--- Records to process ---

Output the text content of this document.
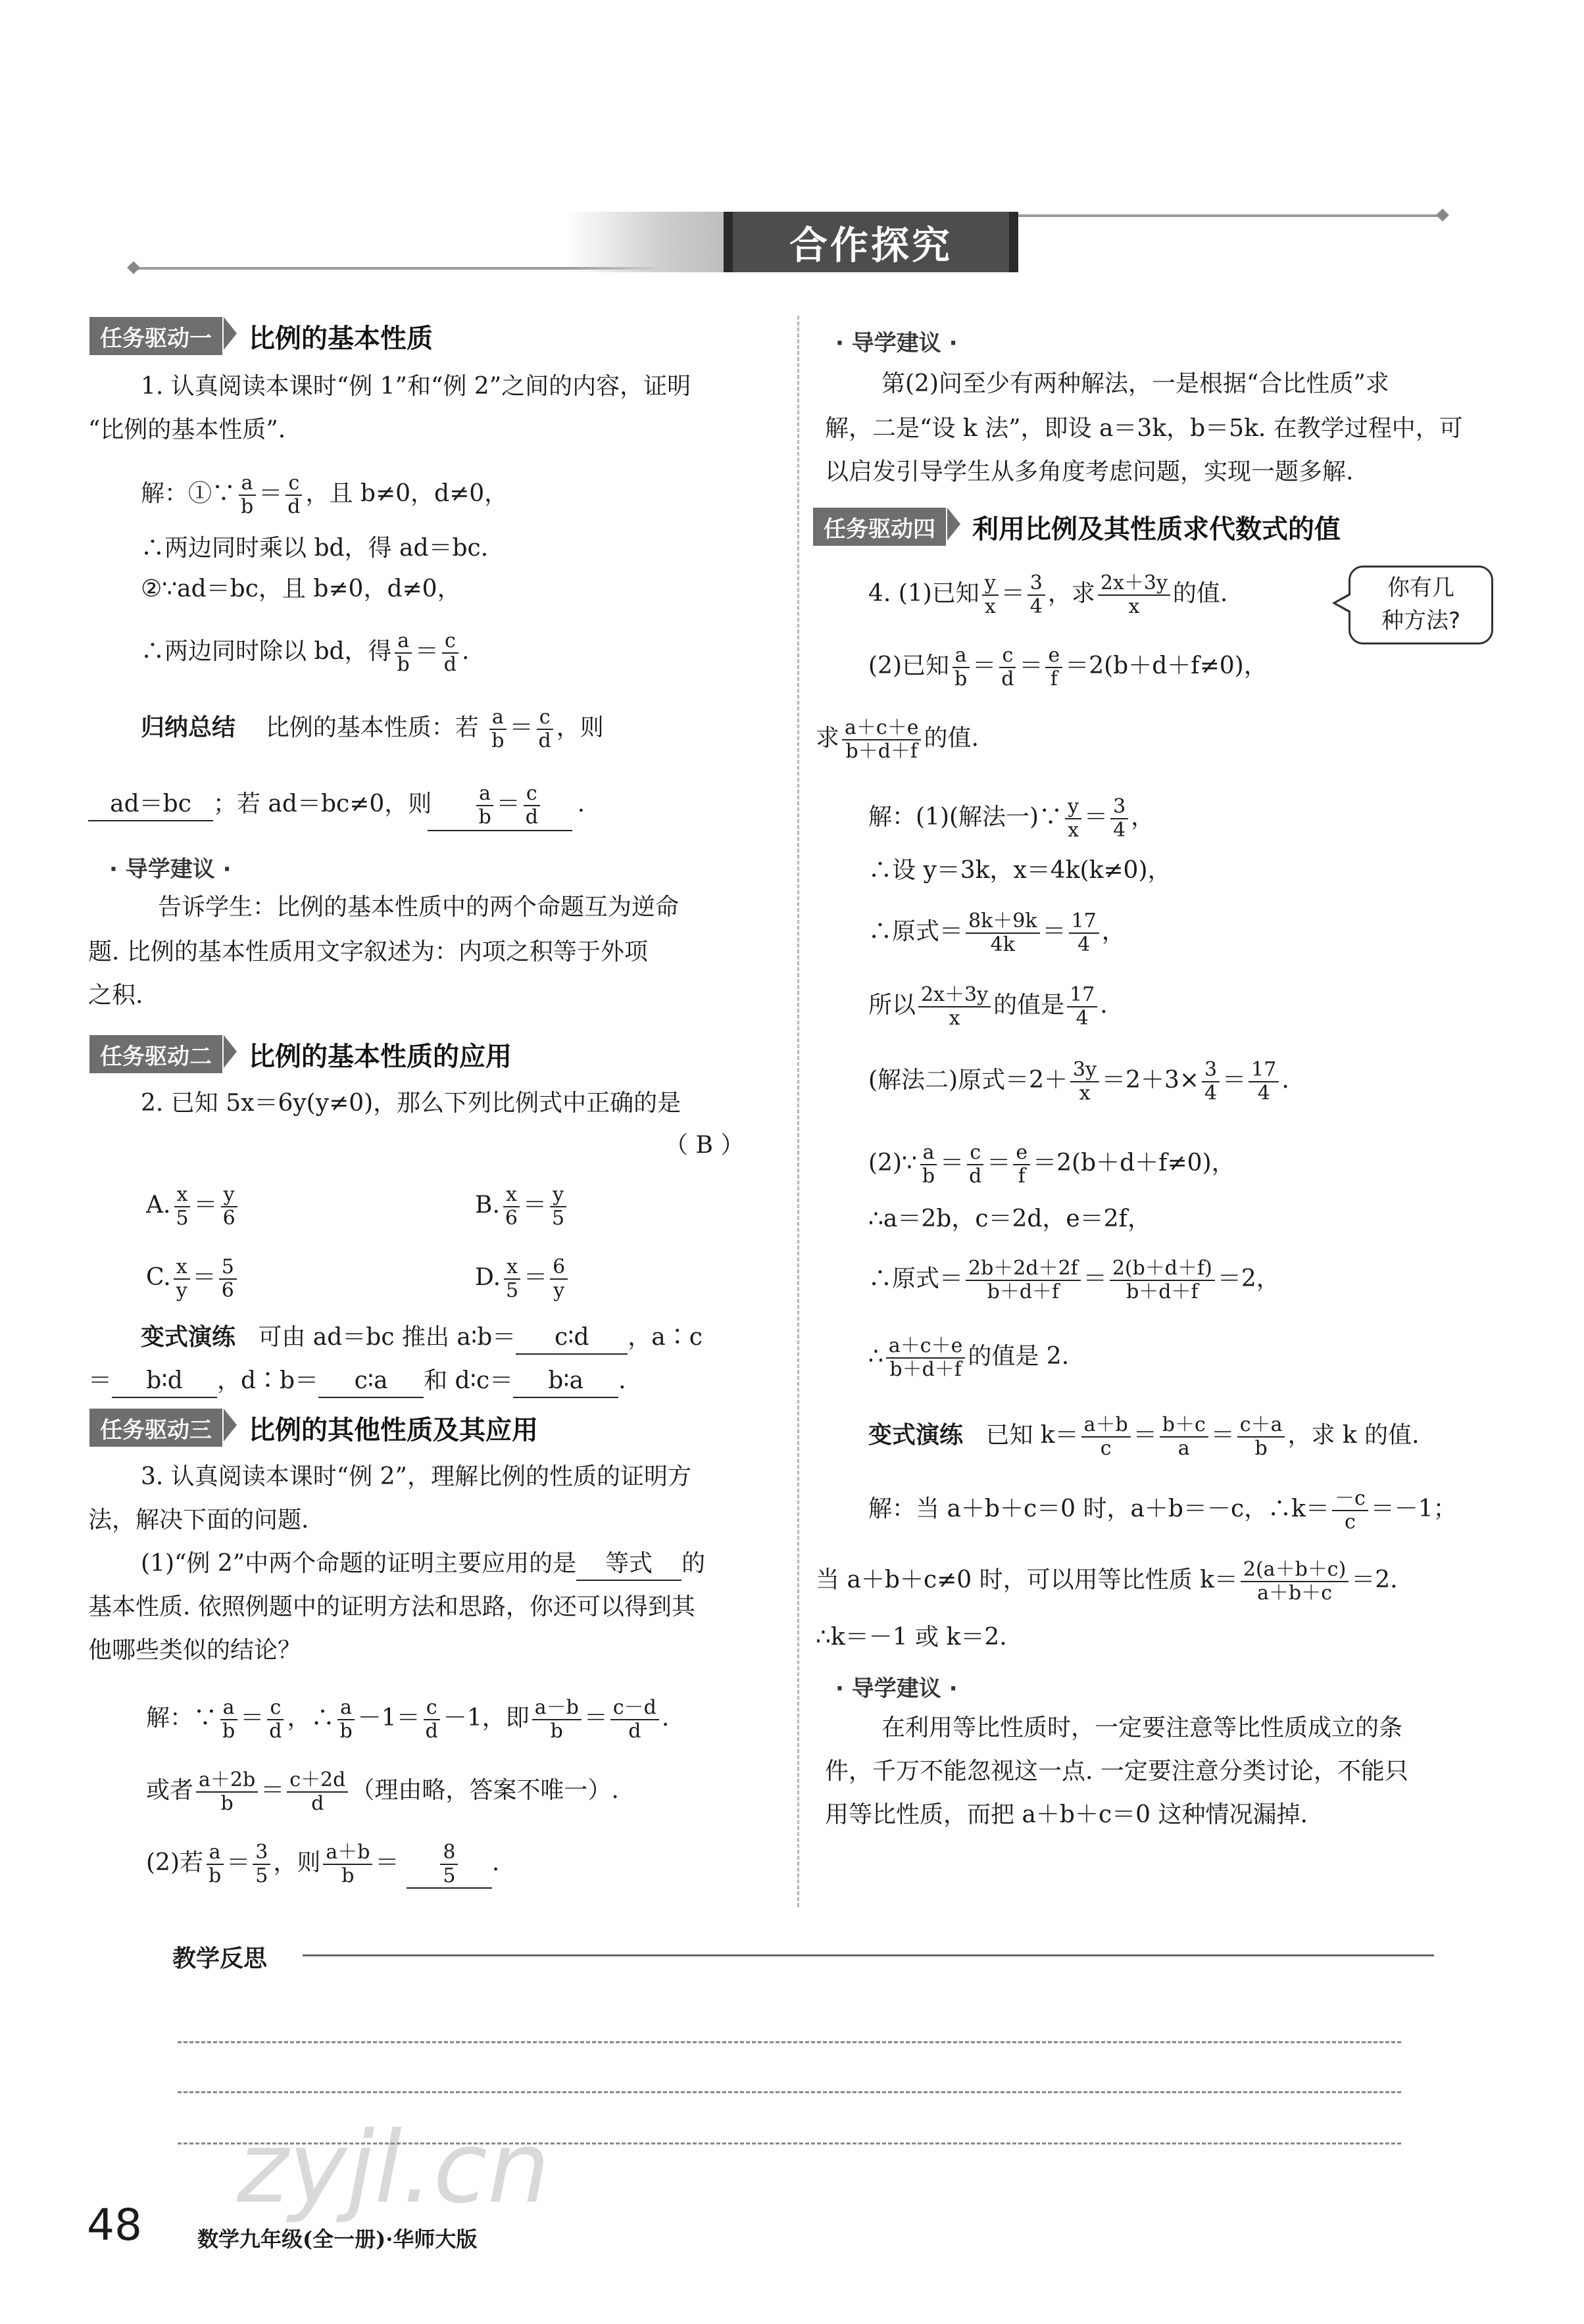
合作探究
任务驱动一	比例的基本性质
1. 认真阅读本课时“例 1”和“例 2”之间的内容，证明
“比例的基本性质”.
解：①∵ $\frac{a}{b} = \frac{c}{d}$ ，且 b≠0，d≠0，
∴两边同时乘以 bd，得 ad＝bc.
②∵ad＝bc，且 b≠0，d≠0，
∴两边同时除以 bd，得 $\frac{a}{b} = \frac{c}{d}$ .
归纳总结 比例的基本性质：若 $\frac{a}{b} = \frac{c}{d}$ ，则
ad＝bc ；若 ad＝bc≠0，则 $\frac{a}{b} = \frac{c}{d}$ .
· 导学建议 ·
告诉学生：比例的基本性质中的两个命题互为逆命
题. 比例的基本性质用文字叙述为：内项之积等于外项
之积.
任务驱动二	比例的基本性质的应用
2. 已知 5x＝6y(y≠0)，那么下列比例式中正确的是
（ B ）
A. $\frac{x}{5} = \frac{y}{6}$	B. $\frac{x}{6} = \frac{y}{5}$
C. $\frac{x}{y} = \frac{5}{6}$	D. $\frac{x}{5} = \frac{6}{y}$
变式演练 可由 ad＝bc 推出 a∶b＝ c∶d ，a∶c
＝ b∶d ，d∶b＝ c∶a 和 d∶c＝ b∶a .
任务驱动三	比例的其他性质及其应用
3. 认真阅读本课时“例 2”，理解比例的性质的证明方
法，解决下面的问题.
(1)“例 2”中两个命题的证明主要应用的是 等式 的
基本性质. 依照例题中的证明方法和思路，你还可以得到其
他哪些类似的结论？
解：∵ $\frac{a}{b} = \frac{c}{d}$ ，∴ $\frac{a}{b} -1= \frac{c}{d} -1$，即 $\frac{a-b}{b} = \frac{c-d}{d}$ .
或者 $\frac{a+2b}{b} = \frac{c+2d}{d}$ （理由略，答案不唯一）.
(2)若 $\frac{a}{b} = \frac{3}{5}$ ，则 $\frac{a+b}{b} = \frac{8}{5}$ .
· 导学建议 ·
第(2)问至少有两种解法，一是根据“合比性质”求
解，二是“设 k 法”，即设 a＝3k，b＝5k. 在教学过程中，可
以启发引导学生从多角度考虑问题，实现一题多解.
任务驱动四	利用比例及其性质求代数式的值
4. (1)已知 $\frac{y}{x} = \frac{3}{4}$ ，求 $\frac{2x+3y}{x}$ 的值.	你有几
种方法?
(2)已知 $\frac{a}{b} = \frac{c}{d} = \frac{e}{f} =2(b+d+f\ne 0)$，
求 $\frac{a+c+e}{b+d+f}$ 的值.
解：(1)(解法一)∵ $\frac{y}{x} = \frac{3}{4}$ ，
∴设 y＝3k，x＝4k(k≠0)，
∴原式＝ $\frac{8k+9k}{4k} = \frac{17}{4}$ ，
所以 $\frac{2x+3y}{x}$ 的值是 $\frac{17}{4}$ .
(解法二)原式$=2+ \frac{3y}{x} =2+3\times \frac{3}{4} = \frac{17}{4}$ .
(2)∵ $\frac{a}{b} = \frac{c}{d} = \frac{e}{f} =2(b+d+f\ne 0)$，
∴a＝2b，c＝2d，e＝2f，
∴原式＝ $\frac{2b+2d+2f}{b+d+f} = \frac{2(b+d+f)}{b+d+f} =2$，
∴ $\frac{a+c+e}{b+d+f}$ 的值是 2.
变式演练 已知 $k= \frac{a+b}{c} = \frac{b+c}{a} = \frac{c+a}{b}$ ，求 k 的值.
解：当 a＋b＋c＝0 时，a＋b＝－c，∴k＝ $\frac{-c}{c} =-1$；
当 a＋b＋c≠0 时，可以用等比性质 $k= \frac{2(a+b+c)}{a+b+c} =2$.
∴k＝－1 或 k＝2.
· 导学建议 ·
在利用等比性质时，一定要注意等比性质成立的条
件，千万不能忽视这一点. 一定要注意分类讨论，不能只
用等比性质，而把 a＋b＋c＝0 这种情况漏掉.
教学反思
zyjl.cn
48	数学九年级(全一册)·华师大版
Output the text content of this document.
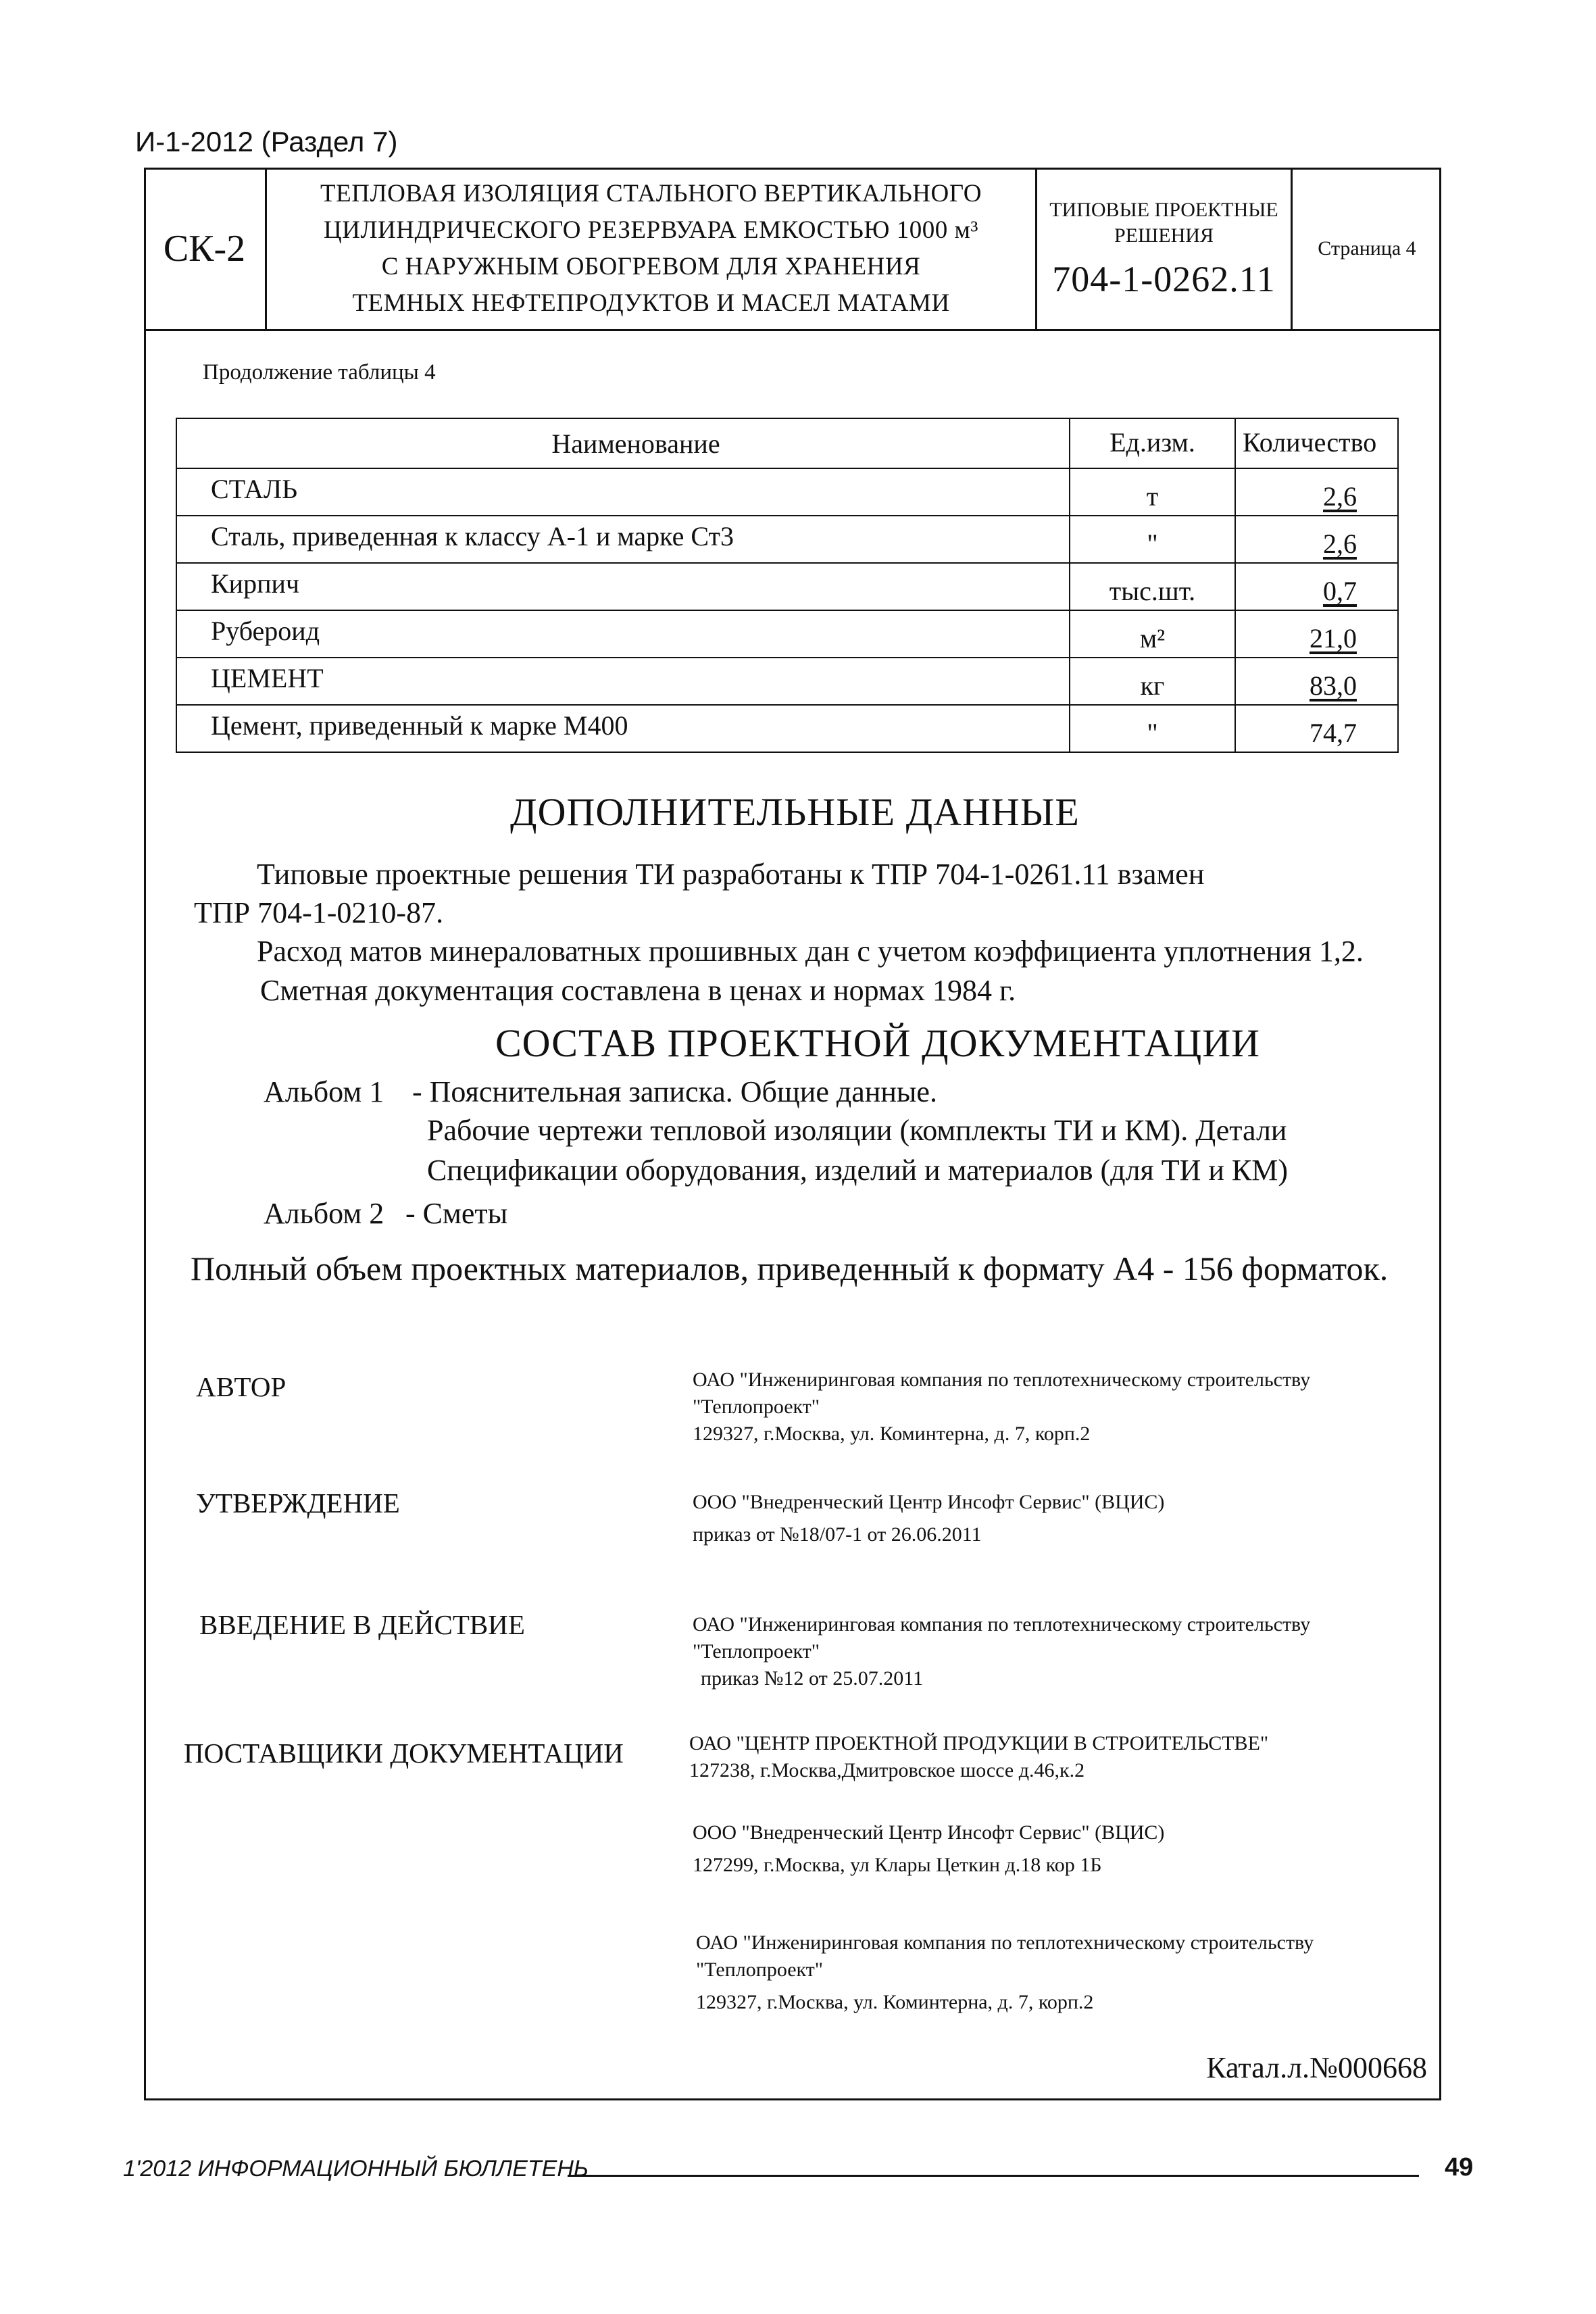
И-1-2012 (Раздел 7)
СК-2
ТЕПЛОВАЯ ИЗОЛЯЦИЯ СТАЛЬНОГО ВЕРТИКАЛЬНОГО
ЦИЛИНДРИЧЕСКОГО РЕЗЕРВУАРА ЕМКОСТЬЮ 1000 м³
С НАРУЖНЫМ ОБОГРЕВОМ ДЛЯ ХРАНЕНИЯ
ТЕМНЫХ НЕФТЕПРОДУКТОВ И МАСЕЛ МАТАМИ
ТИПОВЫЕ ПРОЕКТНЫЕ
РЕШЕНИЯ
704-1-0262.11
Страница 4
Продолжение таблицы 4
Наименование	Ед.изм.	Количество
СТАЛЬ	т	2,6
Сталь, приведенная к классу А-1 и марке Ст3	"	2,6
Кирпич	тыс.шт.	0,7
Рубероид	м²	21,0
ЦЕМЕНТ	кг	83,0
Цемент, приведенный к марке М400	"	74,7
ДОПОЛНИТЕЛЬНЫЕ ДАННЫЕ
Типовые проектные решения ТИ разработаны к ТПР 704-1-0261.11 взамен
ТПР 704-1-0210-87.
Расход матов минераловатных прошивных дан с учетом коэффициента уплотнения 1,2.
Сметная документация составлена в ценах и нормах 1984 г.
СОСТАВ ПРОЕКТНОЙ ДОКУМЕНТАЦИИ
Альбом 1 - Пояснительная записка. Общие данные.
Рабочие чертежи тепловой изоляции (комплекты ТИ и КМ). Детали
Спецификации оборудования, изделий и материалов (для ТИ и КМ)
Альбом 2 - Сметы
Полный объем проектных материалов, приведенный к формату А4 - 156 форматок.
АВТОР	ОАО "Инжениринговая компания по теплотехническому строительству
"Теплопроект"
129327, г.Москва, ул. Коминтерна, д. 7, корп.2
УТВЕРЖДЕНИЕ	ООО "Внедренческий Центр Инсофт Сервис" (ВЦИС)
приказ от №18/07-1 от 26.06.2011
ВВЕДЕНИЕ В ДЕЙСТВИЕ	ОАО "Инжениринговая компания по теплотехническому строительству
"Теплопроект"
приказ №12 от 25.07.2011
ПОСТАВЩИКИ ДОКУМЕНТАЦИИ	ОАО "ЦЕНТР ПРОЕКТНОЙ ПРОДУКЦИИ В СТРОИТЕЛЬСТВЕ"
127238, г.Москва,Дмитровское шоссе д.46,к.2
ООО "Внедренческий Центр Инсофт Сервис" (ВЦИС)
127299, г.Москва, ул Клары Цеткин д.18 кор 1Б
ОАО "Инжениринговая компания по теплотехническому строительству
"Теплопроект"
129327, г.Москва, ул. Коминтерна, д. 7, корп.2
Катал.л.№000668
1'2012 ИНФОРМАЦИОННЫЙ БЮЛЛЕТЕНЬ	49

---

* **Task directions**: Look through the entries above for the word "марке". Copy every line where it shows up.

* **Output for this task**:
Сталь, приведенная к классу А-1 и марке Ст3	"	2,6
Цемент, приведенный к марке М400	"	74,7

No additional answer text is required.